Two Guys Arguing

Custom Continuum Notifier – Step 1: Get Continuum to Compile

Posted in java by benjaminplee on 08.06.09

report card

This past week I was charged with creating a custom Continuum notifier which would push a build’s Selenium TestNG test results to a second system for reporting.  Changing project priorities, distractions, poor documentation and some weird issues made this simple task take much longer than it should have.  Hopefully, this series of posts will help make the process just a little bit smoother for the next person.

Background

Visibility into the quality of a software project is crucial to delivering a top notch product.  One direct way to achieve this is monitoring the team’s UAT results over time.  I have been slowly pushing the client’s development teams to fully automate their user acceptance testing along side the rest of their build process.  Enter Continuum and Maven, the client’s choices for continuous integration and “one button” builds.  Out of the box, Continuum had pretty much everything we needed from a testing/reporting standpoint, except that the development teams were spread out across several Continuum installations and management wanted a single place to see ALL teams’ test results.  Luckily, I found that Continuum has a plugin architecture for its notifiers – the plugins which decide what to do with the builds’ results.  Out of the box, Continuum comes with the ability to email and/or IM your build results in several ways.  What I needed was a notifier that would send the testng-results.xml file generated by Maven’s surefire testing plugin via a multi-part HTTP POST request to our reporting app.  Sounded simple enough.

Use the Source Luke

A few quick Google searches taught me a couple things: 1) a number of people have wanted to to do exactly what I needed, and 2) there didn’t seem to be any good end-to-end documentation on how to do it.  First step, download the source and get it to compile.  Next, according to the directions on the main site and the user wiki, was a simple mvn install.

First Build – Fail

Unfortunately, the continuum-release module’s tests fail.  I am still looking into why the release module tries to do a SVN commit during a install of the main project and not a deploy, but for the time being, it fails.  In order to get past the release module’s issues (the other modules install just fine and pass their tests) I sinned and added a -Dmaven.test.skip=true to the build and continuum-release installed like a champ.

Second Build – I forgot

Boom!  Not so fast.  OutOfMemoryError from maven while building the web module.  Setting MAVEN_OPTS to increase the max heap memory Maven has fixed the problem.

Third Build – Fell off the log

Boom! Again.   java.lang.NoClassDefFoundError on Commons Logging coming from the JSPC plugin (precompiling JSPS).  It turns out that plugins live in the same classloader as Maven itself and the JSPC plugin requires commons logging.  It also turns out that in the latest version of Maven (2.2.0) the internal dependencies changed and the version JSPC is no longer included in Maven’s “uber”  .jar.  Fix?  Dropped 1.1.1 commons logging three .jars into Maven’s lib folder.  Fixed.

Fourth Build – Houston, We Have Compilation

Finally, everything compiled and installed without problems.  Next up, writing a dummy notifier and getting Continuum to use it.

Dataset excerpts
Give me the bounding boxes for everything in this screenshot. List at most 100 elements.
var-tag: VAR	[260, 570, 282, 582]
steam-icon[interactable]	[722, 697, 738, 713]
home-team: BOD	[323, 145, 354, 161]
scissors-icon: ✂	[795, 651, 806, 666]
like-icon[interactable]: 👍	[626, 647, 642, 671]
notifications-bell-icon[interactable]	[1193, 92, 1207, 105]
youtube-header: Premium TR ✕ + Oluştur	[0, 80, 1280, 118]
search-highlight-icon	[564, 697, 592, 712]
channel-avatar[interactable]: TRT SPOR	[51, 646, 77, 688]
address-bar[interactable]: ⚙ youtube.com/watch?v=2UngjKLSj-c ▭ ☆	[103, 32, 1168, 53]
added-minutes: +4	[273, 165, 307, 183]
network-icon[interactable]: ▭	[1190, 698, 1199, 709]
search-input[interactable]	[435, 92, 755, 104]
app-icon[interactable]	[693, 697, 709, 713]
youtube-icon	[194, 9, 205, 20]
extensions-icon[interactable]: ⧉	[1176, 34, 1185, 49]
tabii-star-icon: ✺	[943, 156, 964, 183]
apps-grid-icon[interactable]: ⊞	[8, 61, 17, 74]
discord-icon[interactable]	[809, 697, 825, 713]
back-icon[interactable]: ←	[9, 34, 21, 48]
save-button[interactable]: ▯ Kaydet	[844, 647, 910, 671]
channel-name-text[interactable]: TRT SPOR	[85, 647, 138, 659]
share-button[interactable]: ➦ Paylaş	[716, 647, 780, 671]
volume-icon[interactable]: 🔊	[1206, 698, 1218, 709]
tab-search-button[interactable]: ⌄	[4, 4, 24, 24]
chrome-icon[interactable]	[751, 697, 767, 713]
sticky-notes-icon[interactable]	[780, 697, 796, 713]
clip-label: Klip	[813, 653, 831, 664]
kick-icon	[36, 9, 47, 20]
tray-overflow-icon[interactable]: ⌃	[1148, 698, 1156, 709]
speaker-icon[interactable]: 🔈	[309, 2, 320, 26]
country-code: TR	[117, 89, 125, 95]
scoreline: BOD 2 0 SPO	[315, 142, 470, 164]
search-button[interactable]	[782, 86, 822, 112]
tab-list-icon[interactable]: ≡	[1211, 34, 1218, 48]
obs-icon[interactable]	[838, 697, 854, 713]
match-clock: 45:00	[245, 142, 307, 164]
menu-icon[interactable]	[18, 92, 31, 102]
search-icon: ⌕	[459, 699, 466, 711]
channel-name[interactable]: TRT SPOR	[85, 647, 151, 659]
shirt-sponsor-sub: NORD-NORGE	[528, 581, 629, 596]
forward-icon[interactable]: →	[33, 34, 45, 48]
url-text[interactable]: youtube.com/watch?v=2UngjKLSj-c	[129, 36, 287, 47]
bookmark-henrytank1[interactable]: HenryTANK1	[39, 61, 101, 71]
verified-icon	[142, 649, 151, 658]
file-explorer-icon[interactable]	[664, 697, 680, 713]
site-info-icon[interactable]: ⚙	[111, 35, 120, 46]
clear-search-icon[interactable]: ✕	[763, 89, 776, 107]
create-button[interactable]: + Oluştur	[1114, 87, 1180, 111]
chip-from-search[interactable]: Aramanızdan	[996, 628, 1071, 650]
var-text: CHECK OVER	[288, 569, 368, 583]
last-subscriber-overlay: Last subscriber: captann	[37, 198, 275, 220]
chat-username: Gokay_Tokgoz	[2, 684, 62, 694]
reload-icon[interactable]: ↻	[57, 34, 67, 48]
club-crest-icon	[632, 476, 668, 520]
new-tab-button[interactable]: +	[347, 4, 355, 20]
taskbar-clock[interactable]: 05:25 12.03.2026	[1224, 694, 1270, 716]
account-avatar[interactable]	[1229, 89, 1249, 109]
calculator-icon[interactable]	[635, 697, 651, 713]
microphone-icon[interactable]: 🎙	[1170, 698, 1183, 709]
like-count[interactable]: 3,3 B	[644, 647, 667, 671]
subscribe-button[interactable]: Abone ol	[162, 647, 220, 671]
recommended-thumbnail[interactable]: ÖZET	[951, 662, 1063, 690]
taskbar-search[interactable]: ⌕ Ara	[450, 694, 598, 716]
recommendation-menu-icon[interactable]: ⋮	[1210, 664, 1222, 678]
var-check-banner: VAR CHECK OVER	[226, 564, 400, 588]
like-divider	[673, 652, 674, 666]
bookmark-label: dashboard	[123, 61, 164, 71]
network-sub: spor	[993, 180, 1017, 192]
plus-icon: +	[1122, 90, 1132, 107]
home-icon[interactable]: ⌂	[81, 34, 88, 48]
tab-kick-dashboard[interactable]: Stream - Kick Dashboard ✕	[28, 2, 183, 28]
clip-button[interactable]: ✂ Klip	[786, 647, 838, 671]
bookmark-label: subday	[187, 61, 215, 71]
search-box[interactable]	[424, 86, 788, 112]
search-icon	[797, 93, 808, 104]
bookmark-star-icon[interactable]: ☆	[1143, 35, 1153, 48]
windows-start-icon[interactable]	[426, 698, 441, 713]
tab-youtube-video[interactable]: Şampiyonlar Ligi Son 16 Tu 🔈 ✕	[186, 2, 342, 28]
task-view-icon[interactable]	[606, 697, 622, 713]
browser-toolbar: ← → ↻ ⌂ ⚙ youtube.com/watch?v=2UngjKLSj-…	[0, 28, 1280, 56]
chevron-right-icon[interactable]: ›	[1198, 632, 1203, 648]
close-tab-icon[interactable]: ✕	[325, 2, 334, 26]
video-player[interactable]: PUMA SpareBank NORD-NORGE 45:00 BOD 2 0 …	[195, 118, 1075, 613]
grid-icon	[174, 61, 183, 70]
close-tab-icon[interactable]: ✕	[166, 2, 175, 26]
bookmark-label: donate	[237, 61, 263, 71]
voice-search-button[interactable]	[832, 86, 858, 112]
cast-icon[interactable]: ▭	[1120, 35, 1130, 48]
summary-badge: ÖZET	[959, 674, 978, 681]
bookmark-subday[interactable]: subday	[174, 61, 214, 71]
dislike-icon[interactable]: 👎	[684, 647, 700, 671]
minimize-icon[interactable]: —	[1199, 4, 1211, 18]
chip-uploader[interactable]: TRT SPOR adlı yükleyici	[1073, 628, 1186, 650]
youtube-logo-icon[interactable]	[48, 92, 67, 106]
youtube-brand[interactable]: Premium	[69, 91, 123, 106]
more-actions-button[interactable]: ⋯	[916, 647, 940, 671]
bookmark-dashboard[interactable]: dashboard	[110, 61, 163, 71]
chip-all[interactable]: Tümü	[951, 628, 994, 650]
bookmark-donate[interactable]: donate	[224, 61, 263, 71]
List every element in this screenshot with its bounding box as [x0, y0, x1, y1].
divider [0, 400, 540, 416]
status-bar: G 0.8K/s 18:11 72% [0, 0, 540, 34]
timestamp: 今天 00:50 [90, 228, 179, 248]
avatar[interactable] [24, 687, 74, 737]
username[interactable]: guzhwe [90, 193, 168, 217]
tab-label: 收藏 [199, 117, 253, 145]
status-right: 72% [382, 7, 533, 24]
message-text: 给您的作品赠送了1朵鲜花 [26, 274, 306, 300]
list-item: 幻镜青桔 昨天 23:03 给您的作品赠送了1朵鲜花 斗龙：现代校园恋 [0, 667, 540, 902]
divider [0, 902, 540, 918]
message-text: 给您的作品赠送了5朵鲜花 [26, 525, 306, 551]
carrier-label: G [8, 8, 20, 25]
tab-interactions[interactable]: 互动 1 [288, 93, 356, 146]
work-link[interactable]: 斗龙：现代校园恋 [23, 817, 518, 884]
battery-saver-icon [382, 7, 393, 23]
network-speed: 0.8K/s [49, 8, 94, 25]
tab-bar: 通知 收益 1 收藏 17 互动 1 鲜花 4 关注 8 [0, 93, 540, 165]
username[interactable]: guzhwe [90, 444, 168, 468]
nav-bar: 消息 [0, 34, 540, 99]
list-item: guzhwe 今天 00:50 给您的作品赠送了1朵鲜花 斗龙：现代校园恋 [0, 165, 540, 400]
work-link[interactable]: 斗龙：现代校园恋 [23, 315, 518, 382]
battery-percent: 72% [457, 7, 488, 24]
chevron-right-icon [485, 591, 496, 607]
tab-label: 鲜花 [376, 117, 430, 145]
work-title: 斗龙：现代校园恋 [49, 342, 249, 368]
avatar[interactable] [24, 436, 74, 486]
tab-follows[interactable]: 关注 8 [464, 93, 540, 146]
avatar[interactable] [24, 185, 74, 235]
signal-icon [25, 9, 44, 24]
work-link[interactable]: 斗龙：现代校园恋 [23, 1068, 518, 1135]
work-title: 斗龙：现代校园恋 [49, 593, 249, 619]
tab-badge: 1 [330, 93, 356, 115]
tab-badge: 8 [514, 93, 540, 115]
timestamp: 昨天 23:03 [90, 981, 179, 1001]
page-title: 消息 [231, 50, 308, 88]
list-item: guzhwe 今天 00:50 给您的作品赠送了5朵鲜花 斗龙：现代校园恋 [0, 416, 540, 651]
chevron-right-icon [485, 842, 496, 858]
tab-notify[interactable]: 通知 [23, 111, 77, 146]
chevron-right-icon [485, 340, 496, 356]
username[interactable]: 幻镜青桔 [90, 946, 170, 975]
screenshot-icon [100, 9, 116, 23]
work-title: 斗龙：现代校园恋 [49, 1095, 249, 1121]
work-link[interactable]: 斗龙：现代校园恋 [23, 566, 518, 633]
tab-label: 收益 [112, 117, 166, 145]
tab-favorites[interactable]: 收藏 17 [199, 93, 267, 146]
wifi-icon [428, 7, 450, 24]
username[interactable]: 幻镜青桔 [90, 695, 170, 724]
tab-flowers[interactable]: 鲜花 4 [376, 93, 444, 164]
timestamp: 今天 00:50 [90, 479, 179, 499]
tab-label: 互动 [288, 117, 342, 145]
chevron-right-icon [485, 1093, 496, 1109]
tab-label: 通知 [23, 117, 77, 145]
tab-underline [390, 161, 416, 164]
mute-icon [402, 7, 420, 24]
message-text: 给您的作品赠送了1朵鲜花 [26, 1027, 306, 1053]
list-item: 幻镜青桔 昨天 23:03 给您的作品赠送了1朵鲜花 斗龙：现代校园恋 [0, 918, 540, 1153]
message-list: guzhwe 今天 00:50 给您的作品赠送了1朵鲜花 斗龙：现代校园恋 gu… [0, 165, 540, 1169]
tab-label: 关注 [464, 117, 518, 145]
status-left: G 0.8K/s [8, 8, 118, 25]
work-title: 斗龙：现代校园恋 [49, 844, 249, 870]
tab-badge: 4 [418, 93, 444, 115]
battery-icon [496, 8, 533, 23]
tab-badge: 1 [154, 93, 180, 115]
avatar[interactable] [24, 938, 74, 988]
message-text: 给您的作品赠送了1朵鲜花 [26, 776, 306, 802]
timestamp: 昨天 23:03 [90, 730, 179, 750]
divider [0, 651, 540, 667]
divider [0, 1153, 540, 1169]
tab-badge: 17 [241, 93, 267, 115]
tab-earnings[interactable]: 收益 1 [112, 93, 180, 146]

§ Check your understanding
1) According to the post about building a custom Continuum notifier, why couldn't Continuum's built-in features meet management's reporting needs? Answer in one to three sentences.
2) Answer these questions from the post about building a custom Continuum notifier:
(a) Which module's tests failed during the first build?
(b) What error did Maven raise while building the web module in the second build?
(c) What is the latest Maven version named in the post?
3) Write out everything in the post about building a custom Continuum notifier from "Boom! Again.   java.lang.NoClassDefFoundError" down to "Continuum to use it.".

§ Expected outputs
1) The development teams were spread across several Continuum installations. Management wanted a single place to see all teams' test results. A custom notifier was therefore needed to send each build's test results to one reporting app.

2)
(a) The continuum-release module.
(b) An OutOfMemoryError.
(c) Maven 2.2.0.

3)
Boom! Again.   java.lang.NoClassDefFoundError on Commons Logging coming from the JSPC plugin (precompiling JSPS).  It turns out that plugins live in the same classloader as Maven itself and the JSPC plugin requires commons logging.  It also turns out that in the latest version of Maven (2.2.0) the internal dependencies changed and the version JSPC is no longer included in Maven’s “uber”  .jar.  Fix?  Dropped 1.1.1 commons logging three .jars into Maven’s lib folder.  Fixed.

Fourth Build – Houston, We Have Compilation

Finally, everything compiled and installed without problems.  Next up, writing a dummy notifier and getting Continuum to use it.